Write out the material below again, unchanged.

==*==

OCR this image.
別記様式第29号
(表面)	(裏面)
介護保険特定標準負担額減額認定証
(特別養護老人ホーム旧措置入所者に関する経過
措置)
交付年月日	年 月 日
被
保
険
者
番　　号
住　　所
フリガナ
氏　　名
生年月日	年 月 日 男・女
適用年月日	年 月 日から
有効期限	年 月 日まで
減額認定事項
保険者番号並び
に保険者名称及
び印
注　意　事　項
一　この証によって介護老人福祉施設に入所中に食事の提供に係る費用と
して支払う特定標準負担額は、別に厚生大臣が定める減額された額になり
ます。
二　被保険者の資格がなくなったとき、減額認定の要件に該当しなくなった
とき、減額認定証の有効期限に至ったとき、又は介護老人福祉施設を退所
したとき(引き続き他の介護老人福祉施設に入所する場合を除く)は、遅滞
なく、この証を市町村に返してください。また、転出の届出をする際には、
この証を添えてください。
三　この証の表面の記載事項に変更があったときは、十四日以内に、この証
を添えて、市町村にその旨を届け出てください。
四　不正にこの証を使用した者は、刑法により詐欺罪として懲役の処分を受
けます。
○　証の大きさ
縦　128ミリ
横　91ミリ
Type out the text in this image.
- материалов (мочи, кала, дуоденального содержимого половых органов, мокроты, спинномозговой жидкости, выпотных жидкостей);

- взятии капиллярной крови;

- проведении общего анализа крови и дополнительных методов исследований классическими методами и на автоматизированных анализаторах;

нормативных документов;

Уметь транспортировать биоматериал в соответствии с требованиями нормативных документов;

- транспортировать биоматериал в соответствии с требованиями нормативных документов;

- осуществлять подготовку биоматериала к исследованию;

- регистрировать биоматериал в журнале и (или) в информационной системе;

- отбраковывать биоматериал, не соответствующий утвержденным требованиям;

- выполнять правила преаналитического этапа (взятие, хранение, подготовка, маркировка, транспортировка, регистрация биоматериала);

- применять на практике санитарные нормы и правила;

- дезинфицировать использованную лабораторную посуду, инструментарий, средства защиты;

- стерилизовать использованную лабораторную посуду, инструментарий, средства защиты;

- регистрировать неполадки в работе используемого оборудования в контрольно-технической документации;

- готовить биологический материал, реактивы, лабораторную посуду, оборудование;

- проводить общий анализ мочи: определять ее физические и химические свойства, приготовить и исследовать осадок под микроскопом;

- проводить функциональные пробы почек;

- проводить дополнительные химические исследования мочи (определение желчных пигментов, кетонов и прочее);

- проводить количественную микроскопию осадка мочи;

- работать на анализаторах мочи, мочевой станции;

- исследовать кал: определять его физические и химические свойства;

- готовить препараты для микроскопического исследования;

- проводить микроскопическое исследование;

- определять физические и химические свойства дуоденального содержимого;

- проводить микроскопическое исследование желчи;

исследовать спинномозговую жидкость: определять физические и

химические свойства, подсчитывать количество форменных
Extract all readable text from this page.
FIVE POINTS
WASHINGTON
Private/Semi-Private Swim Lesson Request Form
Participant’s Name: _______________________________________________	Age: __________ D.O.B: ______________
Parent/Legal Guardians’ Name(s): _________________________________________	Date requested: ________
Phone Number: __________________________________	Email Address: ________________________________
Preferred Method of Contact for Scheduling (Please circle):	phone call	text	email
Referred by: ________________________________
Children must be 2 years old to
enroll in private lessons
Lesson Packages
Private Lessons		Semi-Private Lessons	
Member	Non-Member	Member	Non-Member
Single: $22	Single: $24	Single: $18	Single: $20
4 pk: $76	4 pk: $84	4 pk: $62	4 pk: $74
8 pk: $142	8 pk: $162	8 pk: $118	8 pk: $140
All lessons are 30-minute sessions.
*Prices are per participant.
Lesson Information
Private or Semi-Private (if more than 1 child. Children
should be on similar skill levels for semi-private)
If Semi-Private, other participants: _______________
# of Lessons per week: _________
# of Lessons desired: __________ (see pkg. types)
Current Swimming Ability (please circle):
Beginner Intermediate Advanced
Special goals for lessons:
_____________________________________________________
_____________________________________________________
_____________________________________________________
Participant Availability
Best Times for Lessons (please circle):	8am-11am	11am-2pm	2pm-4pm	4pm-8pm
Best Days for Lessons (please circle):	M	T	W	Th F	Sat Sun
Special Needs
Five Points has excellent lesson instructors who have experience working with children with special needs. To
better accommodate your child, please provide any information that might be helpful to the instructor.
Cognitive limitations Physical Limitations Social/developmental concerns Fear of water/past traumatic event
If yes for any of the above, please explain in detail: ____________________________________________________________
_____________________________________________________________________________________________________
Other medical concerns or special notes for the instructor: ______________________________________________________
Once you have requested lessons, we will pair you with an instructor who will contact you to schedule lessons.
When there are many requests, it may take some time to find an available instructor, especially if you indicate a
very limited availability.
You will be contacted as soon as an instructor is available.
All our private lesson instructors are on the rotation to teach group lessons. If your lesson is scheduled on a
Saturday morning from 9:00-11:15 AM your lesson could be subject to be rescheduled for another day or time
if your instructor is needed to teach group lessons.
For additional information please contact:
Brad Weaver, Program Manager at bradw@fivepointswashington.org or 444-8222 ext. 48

==*==

[ANSWER IN FULL]
OCR this image.
別記様式第29号
(表面)	(裏面)
介護保険特定標準負担額減額認定証
(特別養護老人ホーム旧措置入所者に関する経過
措置)
交付年月日	年 月 日
被
保
険
者
番　　号
住　　所
フリガナ
氏　　名
生年月日	年 月 日 男・女
適用年月日	年 月 日から
有効期限	年 月 日まで
減額認定事項
保険者番号並び
に保険者名称及
び印
注　意　事　項
一　この証によって介護老人福祉施設に入所中に食事の提供に係る費用と
して支払う特定標準負担額は、別に厚生大臣が定める減額された額になり
ます。
二　被保険者の資格がなくなったとき、減額認定の要件に該当しなくなった
とき、減額認定証の有効期限に至ったとき、又は介護老人福祉施設を退所
したとき(引き続き他の介護老人福祉施設に入所する場合を除く)は、遅滞
なく、この証を市町村に返してください。また、転出の届出をする際には、
この証を添えてください。
三　この証の表面の記載事項に変更があったときは、十四日以内に、この証
を添えて、市町村にその旨を届け出てください。
四　不正にこの証を使用した者は、刑法により詐欺罪として懲役の処分を受
けます。
○　証の大きさ
縦　128ミリ
横　91ミリ
Type out the text in this image.
- материалов (мочи, кала, дуоденального содержимого половых органов, мокроты, спинномозговой жидкости, выпотных жидкостей);

- взятии капиллярной крови;

- проведении общего анализа крови и дополнительных методов исследований классическими методами и на автоматизированных анализаторах;

нормативных документов;

Уметь транспортировать биоматериал в соответствии с требованиями нормативных документов;

- транспортировать биоматериал в соответствии с требованиями нормативных документов;

- осуществлять подготовку биоматериала к исследованию;

- регистрировать биоматериал в журнале и (или) в информационной системе;

- отбраковывать биоматериал, не соответствующий утвержденным требованиям;

- выполнять правила преаналитического этапа (взятие, хранение, подготовка, маркировка, транспортировка, регистрация биоматериала);

- применять на практике санитарные нормы и правила;

- дезинфицировать использованную лабораторную посуду, инструментарий, средства защиты;

- стерилизовать использованную лабораторную посуду, инструментарий, средства защиты;

- регистрировать неполадки в работе используемого оборудования в контрольно-технической документации;

- готовить биологический материал, реактивы, лабораторную посуду, оборудование;

- проводить общий анализ мочи: определять ее физические и химические свойства, приготовить и исследовать осадок под микроскопом;

- проводить функциональные пробы почек;

- проводить дополнительные химические исследования мочи (определение желчных пигментов, кетонов и прочее);

- проводить количественную микроскопию осадка мочи;

- работать на анализаторах мочи, мочевой станции;

- исследовать кал: определять его физические и химические свойства;

- готовить препараты для микроскопического исследования;

- проводить микроскопическое исследование;

- определять физические и химические свойства дуоденального содержимого;

- проводить микроскопическое исследование желчи;

исследовать спинномозговую жидкость: определять физические и

химические свойства, подсчитывать количество форменных
Extract all readable text from this page.
FIVE POINTS
WASHINGTON
Private/Semi-Private Swim Lesson Request Form
Participant’s Name: _______________________________________________	Age: __________ D.O.B: ______________
Parent/Legal Guardians’ Name(s): _________________________________________	Date requested: ________
Phone Number: __________________________________	Email Address: ________________________________
Preferred Method of Contact for Scheduling (Please circle):	phone call	text	email
Referred by: ________________________________
Children must be 2 years old to
enroll in private lessons
Lesson Packages
Private Lessons		Semi-Private Lessons	
Member	Non-Member	Member	Non-Member
Single: $22	Single: $24	Single: $18	Single: $20
4 pk: $76	4 pk: $84	4 pk: $62	4 pk: $74
8 pk: $142	8 pk: $162	8 pk: $118	8 pk: $140
All lessons are 30-minute sessions.
*Prices are per participant.
Lesson Information
Private or Semi-Private (if more than 1 child. Children
should be on similar skill levels for semi-private)
If Semi-Private, other participants: _______________
# of Lessons per week: _________
# of Lessons desired: __________ (see pkg. types)
Current Swimming Ability (please circle):
Beginner Intermediate Advanced
Special goals for lessons:
_____________________________________________________
_____________________________________________________
_____________________________________________________
Participant Availability
Best Times for Lessons (please circle):	8am-11am	11am-2pm	2pm-4pm	4pm-8pm
Best Days for Lessons (please circle):	M	T	W	Th F	Sat Sun
Special Needs
Five Points has excellent lesson instructors who have experience working with children with special needs. To
better accommodate your child, please provide any information that might be helpful to the instructor.
Cognitive limitations Physical Limitations Social/developmental concerns Fear of water/past traumatic event
If yes for any of the above, please explain in detail: ____________________________________________________________
_____________________________________________________________________________________________________
Other medical concerns or special notes for the instructor: ______________________________________________________
Once you have requested lessons, we will pair you with an instructor who will contact you to schedule lessons.
When there are many requests, it may take some time to find an available instructor, especially if you indicate a
very limited availability.
You will be contacted as soon as an instructor is available.
All our private lesson instructors are on the rotation to teach group lessons. If your lesson is scheduled on a
Saturday morning from 9:00-11:15 AM your lesson could be subject to be rescheduled for another day or time
if your instructor is needed to teach group lessons.
For additional information please contact:
Brad Weaver, Program Manager at bradw@fivepointswashington.org or 444-8222 ext. 48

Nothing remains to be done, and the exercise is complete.